• **Task prompt**:
Report, in full, each line of the material below in which the string "Minimum" occurs.

• **Extracted material**:

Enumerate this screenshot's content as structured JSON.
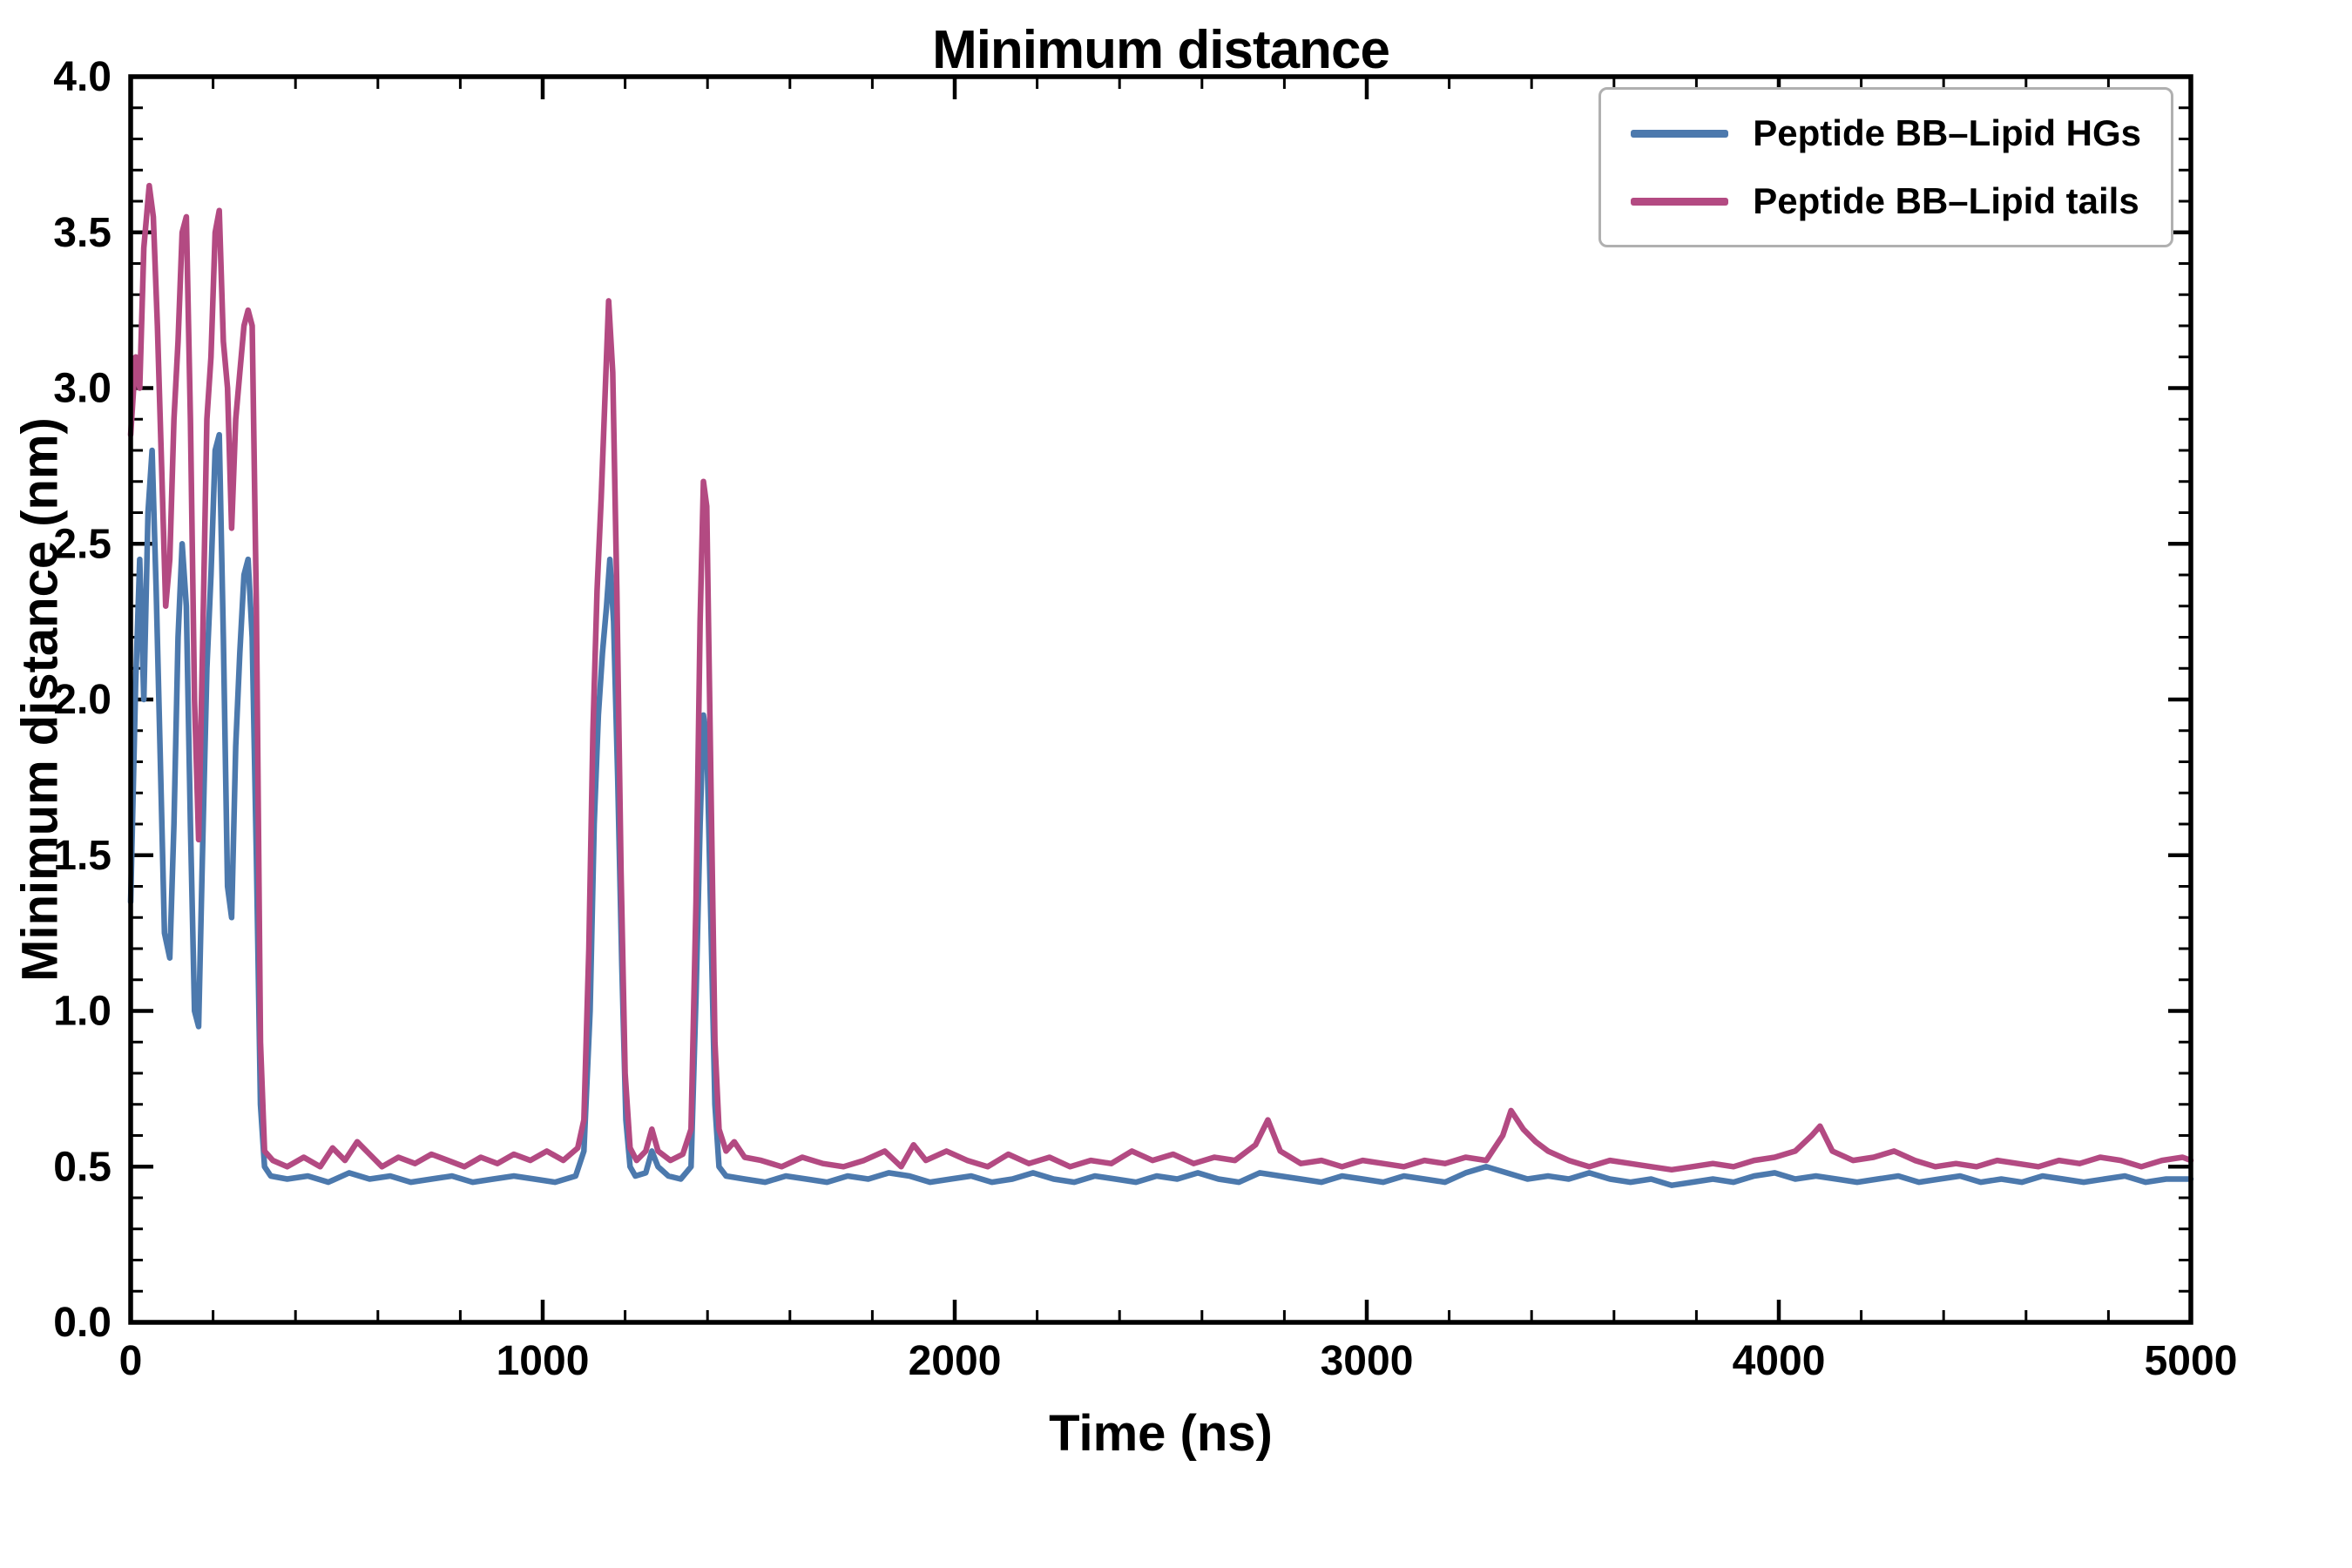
{
  "chart_data": {
    "type": "line",
    "title": "Minimum distance",
    "xlabel": "Time (ns)",
    "ylabel": "Minimum distance (nm)",
    "xlim": [
      0,
      5000
    ],
    "ylim": [
      0.0,
      4.0
    ],
    "xticks": [
      0,
      1000,
      2000,
      3000,
      4000,
      5000
    ],
    "xtick_labels": [
      "0",
      "1000",
      "2000",
      "3000",
      "4000",
      "5000"
    ],
    "yticks": [
      0.0,
      0.5,
      1.0,
      1.5,
      2.0,
      2.5,
      3.0,
      3.5,
      4.0
    ],
    "ytick_labels": [
      "0.0",
      "0.5",
      "1.0",
      "1.5",
      "2.0",
      "2.5",
      "3.0",
      "3.5",
      "4.0"
    ],
    "x_minor_step": 200,
    "y_minor_step": 0.1,
    "grid": false,
    "legend_position": "upper right",
    "axis_color": "#000000",
    "background": "#ffffff",
    "series": [
      {
        "name": "Peptide BB–Lipid HGs",
        "color": "#4C79AD",
        "points": [
          [
            0,
            1.35
          ],
          [
            12,
            2.05
          ],
          [
            22,
            2.45
          ],
          [
            32,
            2.0
          ],
          [
            42,
            2.6
          ],
          [
            52,
            2.8
          ],
          [
            62,
            2.35
          ],
          [
            72,
            1.8
          ],
          [
            82,
            1.25
          ],
          [
            95,
            1.17
          ],
          [
            105,
            1.6
          ],
          [
            115,
            2.2
          ],
          [
            125,
            2.5
          ],
          [
            135,
            2.3
          ],
          [
            145,
            1.6
          ],
          [
            155,
            1.0
          ],
          [
            165,
            0.95
          ],
          [
            175,
            1.55
          ],
          [
            185,
            2.1
          ],
          [
            195,
            2.4
          ],
          [
            205,
            2.8
          ],
          [
            215,
            2.85
          ],
          [
            225,
            2.2
          ],
          [
            235,
            1.4
          ],
          [
            245,
            1.3
          ],
          [
            255,
            1.85
          ],
          [
            265,
            2.15
          ],
          [
            275,
            2.4
          ],
          [
            285,
            2.45
          ],
          [
            295,
            2.2
          ],
          [
            305,
            1.5
          ],
          [
            315,
            0.7
          ],
          [
            325,
            0.5
          ],
          [
            340,
            0.47
          ],
          [
            380,
            0.46
          ],
          [
            430,
            0.47
          ],
          [
            480,
            0.45
          ],
          [
            530,
            0.48
          ],
          [
            580,
            0.46
          ],
          [
            630,
            0.47
          ],
          [
            680,
            0.45
          ],
          [
            730,
            0.46
          ],
          [
            780,
            0.47
          ],
          [
            830,
            0.45
          ],
          [
            880,
            0.46
          ],
          [
            930,
            0.47
          ],
          [
            980,
            0.46
          ],
          [
            1030,
            0.45
          ],
          [
            1080,
            0.47
          ],
          [
            1100,
            0.55
          ],
          [
            1115,
            1.0
          ],
          [
            1125,
            1.6
          ],
          [
            1135,
            1.95
          ],
          [
            1145,
            2.15
          ],
          [
            1155,
            2.3
          ],
          [
            1163,
            2.45
          ],
          [
            1172,
            2.25
          ],
          [
            1182,
            1.75
          ],
          [
            1192,
            1.15
          ],
          [
            1202,
            0.65
          ],
          [
            1212,
            0.5
          ],
          [
            1225,
            0.47
          ],
          [
            1250,
            0.48
          ],
          [
            1265,
            0.55
          ],
          [
            1280,
            0.5
          ],
          [
            1305,
            0.47
          ],
          [
            1335,
            0.46
          ],
          [
            1360,
            0.5
          ],
          [
            1372,
            1.05
          ],
          [
            1382,
            1.6
          ],
          [
            1390,
            1.95
          ],
          [
            1398,
            1.88
          ],
          [
            1408,
            1.3
          ],
          [
            1418,
            0.7
          ],
          [
            1428,
            0.5
          ],
          [
            1445,
            0.47
          ],
          [
            1490,
            0.46
          ],
          [
            1540,
            0.45
          ],
          [
            1590,
            0.47
          ],
          [
            1640,
            0.46
          ],
          [
            1690,
            0.45
          ],
          [
            1740,
            0.47
          ],
          [
            1790,
            0.46
          ],
          [
            1840,
            0.48
          ],
          [
            1890,
            0.47
          ],
          [
            1940,
            0.45
          ],
          [
            1990,
            0.46
          ],
          [
            2040,
            0.47
          ],
          [
            2090,
            0.45
          ],
          [
            2140,
            0.46
          ],
          [
            2190,
            0.48
          ],
          [
            2240,
            0.46
          ],
          [
            2290,
            0.45
          ],
          [
            2340,
            0.47
          ],
          [
            2390,
            0.46
          ],
          [
            2440,
            0.45
          ],
          [
            2490,
            0.47
          ],
          [
            2540,
            0.46
          ],
          [
            2590,
            0.48
          ],
          [
            2640,
            0.46
          ],
          [
            2690,
            0.45
          ],
          [
            2740,
            0.48
          ],
          [
            2790,
            0.47
          ],
          [
            2840,
            0.46
          ],
          [
            2890,
            0.45
          ],
          [
            2940,
            0.47
          ],
          [
            2990,
            0.46
          ],
          [
            3040,
            0.45
          ],
          [
            3090,
            0.47
          ],
          [
            3140,
            0.46
          ],
          [
            3190,
            0.45
          ],
          [
            3240,
            0.48
          ],
          [
            3290,
            0.5
          ],
          [
            3340,
            0.48
          ],
          [
            3390,
            0.46
          ],
          [
            3440,
            0.47
          ],
          [
            3490,
            0.46
          ],
          [
            3540,
            0.48
          ],
          [
            3590,
            0.46
          ],
          [
            3640,
            0.45
          ],
          [
            3690,
            0.46
          ],
          [
            3740,
            0.44
          ],
          [
            3790,
            0.45
          ],
          [
            3840,
            0.46
          ],
          [
            3890,
            0.45
          ],
          [
            3940,
            0.47
          ],
          [
            3990,
            0.48
          ],
          [
            4040,
            0.46
          ],
          [
            4090,
            0.47
          ],
          [
            4140,
            0.46
          ],
          [
            4190,
            0.45
          ],
          [
            4240,
            0.46
          ],
          [
            4290,
            0.47
          ],
          [
            4340,
            0.45
          ],
          [
            4390,
            0.46
          ],
          [
            4440,
            0.47
          ],
          [
            4490,
            0.45
          ],
          [
            4540,
            0.46
          ],
          [
            4590,
            0.45
          ],
          [
            4640,
            0.47
          ],
          [
            4690,
            0.46
          ],
          [
            4740,
            0.45
          ],
          [
            4790,
            0.46
          ],
          [
            4840,
            0.47
          ],
          [
            4890,
            0.45
          ],
          [
            4940,
            0.46
          ],
          [
            5000,
            0.46
          ]
        ]
      },
      {
        "name": "Peptide BB–Lipid tails",
        "color": "#B34A82",
        "points": [
          [
            0,
            2.85
          ],
          [
            12,
            3.1
          ],
          [
            22,
            3.0
          ],
          [
            32,
            3.45
          ],
          [
            45,
            3.65
          ],
          [
            55,
            3.55
          ],
          [
            65,
            3.2
          ],
          [
            75,
            2.75
          ],
          [
            85,
            2.3
          ],
          [
            95,
            2.45
          ],
          [
            105,
            2.9
          ],
          [
            115,
            3.15
          ],
          [
            125,
            3.5
          ],
          [
            135,
            3.55
          ],
          [
            145,
            2.9
          ],
          [
            155,
            2.0
          ],
          [
            165,
            1.55
          ],
          [
            175,
            2.2
          ],
          [
            185,
            2.9
          ],
          [
            195,
            3.1
          ],
          [
            205,
            3.5
          ],
          [
            215,
            3.57
          ],
          [
            225,
            3.15
          ],
          [
            235,
            3.0
          ],
          [
            245,
            2.55
          ],
          [
            255,
            2.9
          ],
          [
            265,
            3.05
          ],
          [
            275,
            3.2
          ],
          [
            285,
            3.25
          ],
          [
            295,
            3.2
          ],
          [
            305,
            2.3
          ],
          [
            315,
            0.9
          ],
          [
            325,
            0.55
          ],
          [
            345,
            0.52
          ],
          [
            380,
            0.5
          ],
          [
            420,
            0.53
          ],
          [
            460,
            0.5
          ],
          [
            490,
            0.56
          ],
          [
            520,
            0.52
          ],
          [
            550,
            0.58
          ],
          [
            580,
            0.54
          ],
          [
            610,
            0.5
          ],
          [
            650,
            0.53
          ],
          [
            690,
            0.51
          ],
          [
            730,
            0.54
          ],
          [
            770,
            0.52
          ],
          [
            810,
            0.5
          ],
          [
            850,
            0.53
          ],
          [
            890,
            0.51
          ],
          [
            930,
            0.54
          ],
          [
            970,
            0.52
          ],
          [
            1010,
            0.55
          ],
          [
            1050,
            0.52
          ],
          [
            1085,
            0.56
          ],
          [
            1100,
            0.65
          ],
          [
            1112,
            1.2
          ],
          [
            1122,
            1.9
          ],
          [
            1132,
            2.35
          ],
          [
            1142,
            2.65
          ],
          [
            1152,
            3.0
          ],
          [
            1160,
            3.28
          ],
          [
            1170,
            3.05
          ],
          [
            1180,
            2.35
          ],
          [
            1190,
            1.45
          ],
          [
            1200,
            0.8
          ],
          [
            1212,
            0.56
          ],
          [
            1228,
            0.52
          ],
          [
            1250,
            0.55
          ],
          [
            1265,
            0.62
          ],
          [
            1280,
            0.55
          ],
          [
            1310,
            0.52
          ],
          [
            1340,
            0.54
          ],
          [
            1360,
            0.62
          ],
          [
            1372,
            1.35
          ],
          [
            1382,
            2.25
          ],
          [
            1390,
            2.7
          ],
          [
            1398,
            2.62
          ],
          [
            1408,
            1.75
          ],
          [
            1418,
            0.9
          ],
          [
            1428,
            0.62
          ],
          [
            1445,
            0.55
          ],
          [
            1465,
            0.58
          ],
          [
            1490,
            0.53
          ],
          [
            1530,
            0.52
          ],
          [
            1580,
            0.5
          ],
          [
            1630,
            0.53
          ],
          [
            1680,
            0.51
          ],
          [
            1730,
            0.5
          ],
          [
            1780,
            0.52
          ],
          [
            1830,
            0.55
          ],
          [
            1870,
            0.5
          ],
          [
            1900,
            0.57
          ],
          [
            1930,
            0.52
          ],
          [
            1980,
            0.55
          ],
          [
            2030,
            0.52
          ],
          [
            2080,
            0.5
          ],
          [
            2130,
            0.54
          ],
          [
            2180,
            0.51
          ],
          [
            2230,
            0.53
          ],
          [
            2280,
            0.5
          ],
          [
            2330,
            0.52
          ],
          [
            2380,
            0.51
          ],
          [
            2430,
            0.55
          ],
          [
            2480,
            0.52
          ],
          [
            2530,
            0.54
          ],
          [
            2580,
            0.51
          ],
          [
            2630,
            0.53
          ],
          [
            2680,
            0.52
          ],
          [
            2730,
            0.57
          ],
          [
            2760,
            0.65
          ],
          [
            2790,
            0.55
          ],
          [
            2840,
            0.51
          ],
          [
            2890,
            0.52
          ],
          [
            2940,
            0.5
          ],
          [
            2990,
            0.52
          ],
          [
            3040,
            0.51
          ],
          [
            3090,
            0.5
          ],
          [
            3140,
            0.52
          ],
          [
            3190,
            0.51
          ],
          [
            3240,
            0.53
          ],
          [
            3290,
            0.52
          ],
          [
            3330,
            0.6
          ],
          [
            3350,
            0.68
          ],
          [
            3380,
            0.62
          ],
          [
            3410,
            0.58
          ],
          [
            3440,
            0.55
          ],
          [
            3490,
            0.52
          ],
          [
            3540,
            0.5
          ],
          [
            3590,
            0.52
          ],
          [
            3640,
            0.51
          ],
          [
            3690,
            0.5
          ],
          [
            3740,
            0.49
          ],
          [
            3790,
            0.5
          ],
          [
            3840,
            0.51
          ],
          [
            3890,
            0.5
          ],
          [
            3940,
            0.52
          ],
          [
            3990,
            0.53
          ],
          [
            4040,
            0.55
          ],
          [
            4080,
            0.6
          ],
          [
            4100,
            0.63
          ],
          [
            4130,
            0.55
          ],
          [
            4180,
            0.52
          ],
          [
            4230,
            0.53
          ],
          [
            4280,
            0.55
          ],
          [
            4330,
            0.52
          ],
          [
            4380,
            0.5
          ],
          [
            4430,
            0.51
          ],
          [
            4480,
            0.5
          ],
          [
            4530,
            0.52
          ],
          [
            4580,
            0.51
          ],
          [
            4630,
            0.5
          ],
          [
            4680,
            0.52
          ],
          [
            4730,
            0.51
          ],
          [
            4780,
            0.53
          ],
          [
            4830,
            0.52
          ],
          [
            4880,
            0.5
          ],
          [
            4930,
            0.52
          ],
          [
            4980,
            0.53
          ],
          [
            5000,
            0.52
          ]
        ]
      }
    ]
  }
}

• **Response below**:
    "title": "Minimum distance",
    "ylabel": "Minimum distance (nm)",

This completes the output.